++++ GIVEN DATA ++++

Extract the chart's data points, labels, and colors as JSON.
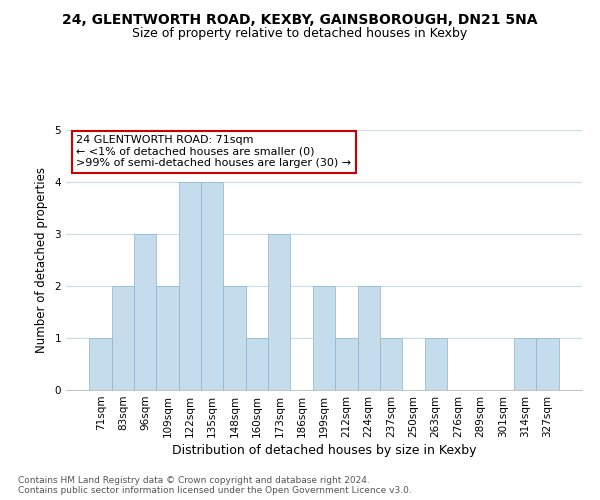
{
  "title": "24, GLENTWORTH ROAD, KEXBY, GAINSBOROUGH, DN21 5NA",
  "subtitle": "Size of property relative to detached houses in Kexby",
  "xlabel": "Distribution of detached houses by size in Kexby",
  "ylabel": "Number of detached properties",
  "categories": [
    "71sqm",
    "83sqm",
    "96sqm",
    "109sqm",
    "122sqm",
    "135sqm",
    "148sqm",
    "160sqm",
    "173sqm",
    "186sqm",
    "199sqm",
    "212sqm",
    "224sqm",
    "237sqm",
    "250sqm",
    "263sqm",
    "276sqm",
    "289sqm",
    "301sqm",
    "314sqm",
    "327sqm"
  ],
  "values": [
    1,
    2,
    3,
    2,
    4,
    4,
    2,
    1,
    3,
    0,
    2,
    1,
    2,
    1,
    0,
    1,
    0,
    0,
    0,
    1,
    1
  ],
  "bar_color": "#c5dced",
  "bar_edge_color": "#8ab4cc",
  "ylim": [
    0,
    5
  ],
  "yticks": [
    0,
    1,
    2,
    3,
    4,
    5
  ],
  "annotation_title": "24 GLENTWORTH ROAD: 71sqm",
  "annotation_line1": "← <1% of detached houses are smaller (0)",
  "annotation_line2": ">99% of semi-detached houses are larger (30) →",
  "annotation_box_color": "#ffffff",
  "annotation_border_color": "#cc0000",
  "footnote1": "Contains HM Land Registry data © Crown copyright and database right 2024.",
  "footnote2": "Contains public sector information licensed under the Open Government Licence v3.0.",
  "background_color": "#ffffff",
  "grid_color": "#c8dce8",
  "title_fontsize": 10,
  "subtitle_fontsize": 9,
  "xlabel_fontsize": 9,
  "ylabel_fontsize": 8.5,
  "tick_fontsize": 7.5,
  "footnote_fontsize": 6.5,
  "annotation_fontsize": 8
}
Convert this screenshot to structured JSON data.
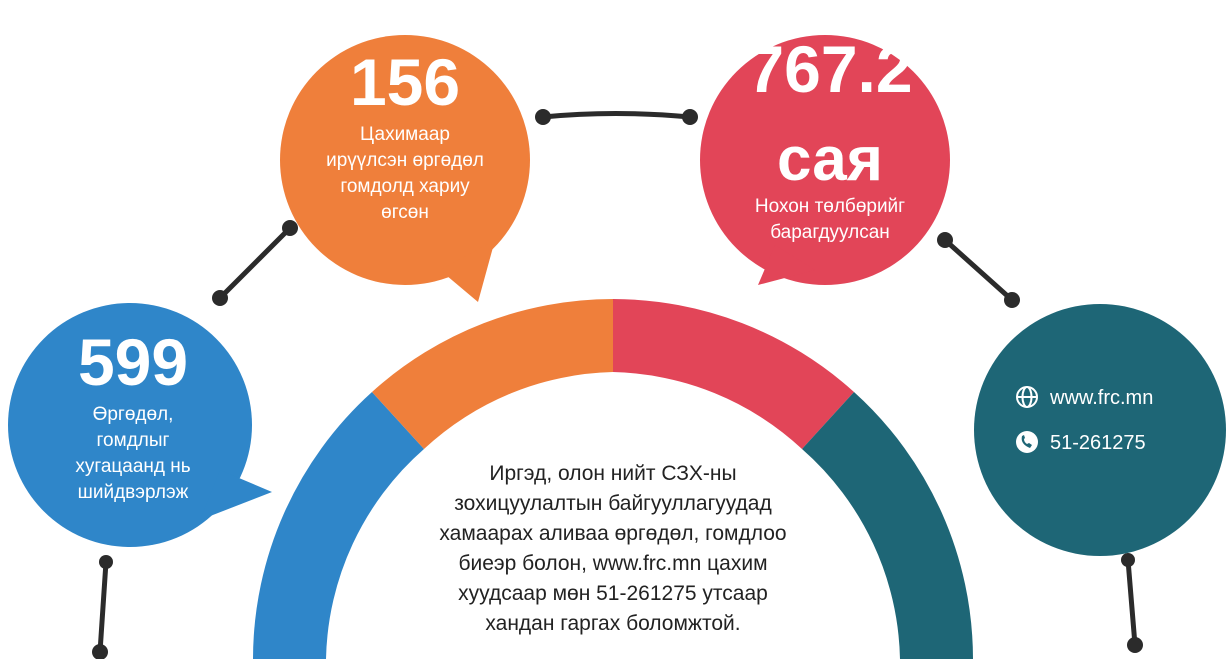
{
  "bubbles": [
    {
      "number": "599",
      "text": [
        "Өргөдөл,",
        "гомдлыг",
        "хугацаанд нь",
        "шийдвэрлэж"
      ]
    },
    {
      "number": "156",
      "text": [
        "Цахимаар",
        "ирүүлсэн өргөдөл",
        "гомдолд хариу",
        "өгсөн"
      ]
    },
    {
      "number": "767.2",
      "unit": "сая",
      "text": [
        "Нохон төлбөрийг",
        "барагдуулсан"
      ]
    }
  ],
  "center_text": [
    "Иргэд, олон нийт СЗХ-ны",
    "зохицуулалтын байгууллагуудад",
    "хамаарах аливаа өргөдөл, гомдлоо",
    "биеэр болон, www.frc.mn цахим",
    "хуудсаар мөн 51-261275 утсаар",
    "хандан гаргах боломжтой."
  ],
  "contact": {
    "website": "www.frc.mn",
    "phone": "51-261275"
  }
}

++++

## WORK REQUIRED
Collect every line from the records above that contains the word "GLENTWORTH".

## THE RESULT
  "title": "24, GLENTWORTH ROAD, KEXBY, GAINSBOROUGH, DN21 5NA",
  "annotation_title": "24 GLENTWORTH ROAD: 71sqm",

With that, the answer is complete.